Required task
Pull every line containing "this" from the entries.

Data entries
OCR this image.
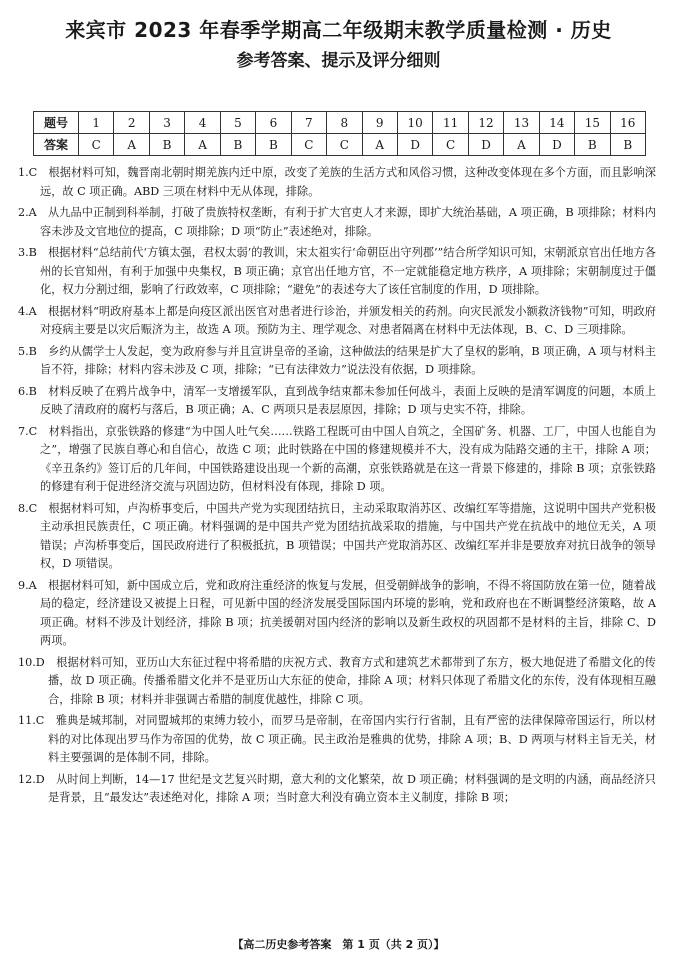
来宾市 2023 年春季学期高二年级期末教学质量检测 · 历史
参考答案、提示及评分细则
题号	1	2	3	4	5	6	7	8	9	10	11	12	13	14	15	16
答案	C	A	B	A	B	B	C	C	A	D	C	D	A	D	B	B
1.C　根据材料可知，魏晋南北朝时期羌族内迁中原，改变了羌族的生活方式和风俗习惯，这种改变体现在多个方面，而且影响深远，故 C 项正确。ABD 三项在材料中无从体现，排除。
2.A　从九品中正制到科举制，打破了贵族特权垄断，有利于扩大官吏人才来源，即扩大统治基础，A 项正确，B 项排除；材料内容未涉及文官地位的提高，C 项排除；D 项“防止”表述绝对，排除。
3.B　根据材料“总结前代‘方镇太强，君权太弱’的教训，宋太祖实行‘命朝臣出守列郡’”结合所学知识可知，宋朝派京官出任地方各州的长官知州，有利于加强中央集权，B 项正确；京官出任地方官，不一定就能稳定地方秩序，A 项排除；宋朝制度过于僵化，权力分割过细，影响了行政效率，C 项排除；“避免”的表述夸大了该任官制度的作用，D 项排除。
4.A　根据材料“明政府基本上都是向疫区派出医官对患者进行诊治，并颁发相关的药剂。向灾民派发小额救济钱物”可知，明政府对疫病主要是以灾后赈济为主，故选 A 项。预防为主、理学观念、对患者隔离在材料中无法体现，B、C、D 三项排除。
5.B　乡约从儒学士人发起，变为政府参与并且宣讲皇帝的圣谕，这种做法的结果是扩大了皇权的影响，B 项正确，A 项与材料主旨不符，排除；材料内容未涉及 C 项，排除；“已有法律效力”说法没有依据，D 项排除。
6.B　材料反映了在鸦片战争中，清军一支增援军队，直到战争结束都未参加任何战斗，表面上反映的是清军调度的问题，本质上反映了清政府的腐朽与落后，B 项正确；A、C 两项只是表层原因，排除；D 项与史实不符，排除。
7.C　材料指出，京张铁路的修建“为中国人吐气矣……铁路工程既可由中国人自筑之，全国矿务、机器、工厂，中国人也能自为之”，增强了民族自尊心和自信心，故选 C 项；此时铁路在中国的修建规模并不大，没有成为陆路交通的主干，排除 A 项；《辛丑条约》签订后的几年间，中国铁路建设出现一个新的高潮，京张铁路就是在这一背景下修建的，排除 B 项；京张铁路的修建有利于促进经济交流与巩固边防，但材料没有体现，排除 D 项。
8.C　根据材料可知，卢沟桥事变后，中国共产党为实现团结抗日，主动采取取消苏区、改编红军等措施，这说明中国共产党积极主动承担民族责任，C 项正确。材料强调的是中国共产党为团结抗战采取的措施，与中国共产党在抗战中的地位无关，A 项错误；卢沟桥事变后，国民政府进行了积极抵抗，B 项错误；中国共产党取消苏区、改编红军并非是要放弃对抗日战争的领导权，D 项错误。
9.A　根据材料可知，新中国成立后，党和政府注重经济的恢复与发展，但受朝鲜战争的影响，不得不将国防放在第一位，随着战局的稳定，经济建设又被提上日程，可见新中国的经济发展受国际国内环境的影响，党和政府也在不断调整经济策略，故 A 项正确。材料不涉及计划经济，排除 B 项；抗美援朝对国内经济的影响以及新生政权的巩固都不是材料的主旨，排除 C、D 两项。
10.D　根据材料可知，亚历山大东征过程中将希腊的庆祝方式、教育方式和建筑艺术都带到了东方，极大地促进了希腊文化的传播，故 D 项正确。传播希腊文化并不是亚历山大东征的使命，排除 A 项；材料只体现了希腊文化的东传，没有体现相互融合，排除 B 项；材料并非强调古希腊的制度优越性，排除 C 项。
11.C　雅典是城邦制，对同盟城邦的束缚力较小，而罗马是帝制，在帝国内实行行省制，且有严密的法律保障帝国运行，所以材料的对比体现出罗马作为帝国的优势，故 C 项正确。民主政治是雅典的优势，排除 A 项；B、D 两项与材料主旨无关，材料主要强调的是体制不同，排除。
12.D　从时间上判断，14—17 世纪是文艺复兴时期，意大利的文化繁荣，故 D 项正确；材料强调的是文明的内涵，商品经济只是背景，且“最发达”表述绝对化，排除 A 项；当时意大利没有确立资本主义制度，排除 B 项；
【高二历史参考答案　第 1 页（共 2 页）】
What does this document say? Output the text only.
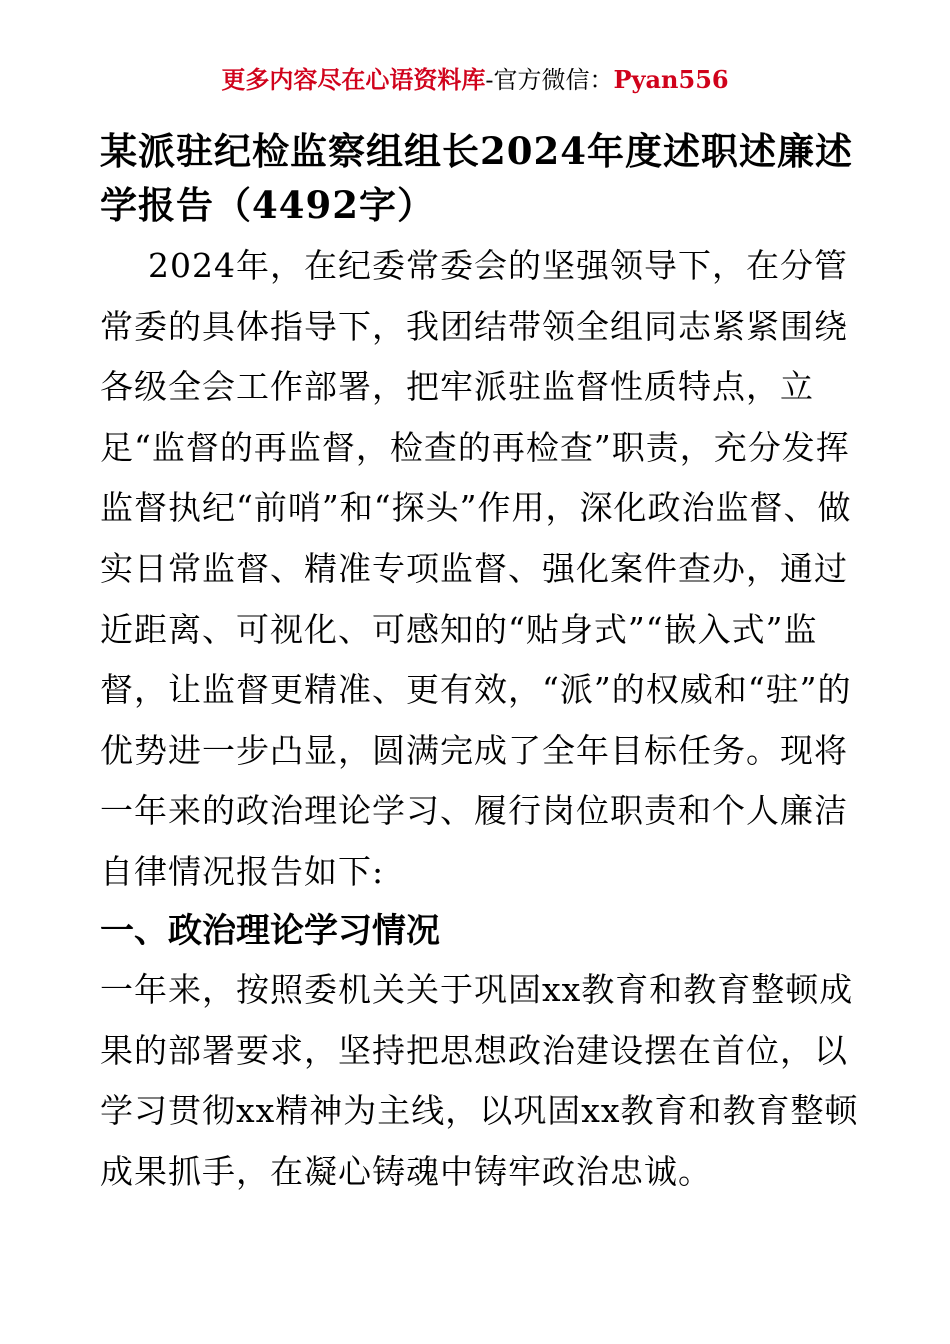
更多内容尽在心语资料库-官方微信：Pyan556
某派驻纪检监察组组长2024年度述职述廉述学报告（4492字）
2024年，在纪委常委会的坚强领导下，在分管常委的具体指导下，我团结带领全组同志紧紧围绕各级全会工作部署，把牢派驻监督性质特点，立足“监督的再监督，检查的再检查”职责，充分发挥监督执纪“前哨”和“探头”作用，深化政治监督、做实日常监督、精准专项监督、强化案件查办，通过近距离、可视化、可感知的“贴身式”“嵌入式”监督，让监督更精准、更有效，“派”的权威和“驻”的优势进一步凸显，圆满完成了全年目标任务。现将一年来的政治理论学习、履行岗位职责和个人廉洁自律情况报告如下:
一、政治理论学习情况
一年来，按照委机关关于巩固xx教育和教育整顿成果的部署要求，坚持把思想政治建设摆在首位，以学习贯彻xx精神为主线，以巩固xx教育和教育整顿成果抓手，在凝心铸魂中铸牢政治忠诚。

Exercise answer
OCR this image.
What does this document say? Output the text only.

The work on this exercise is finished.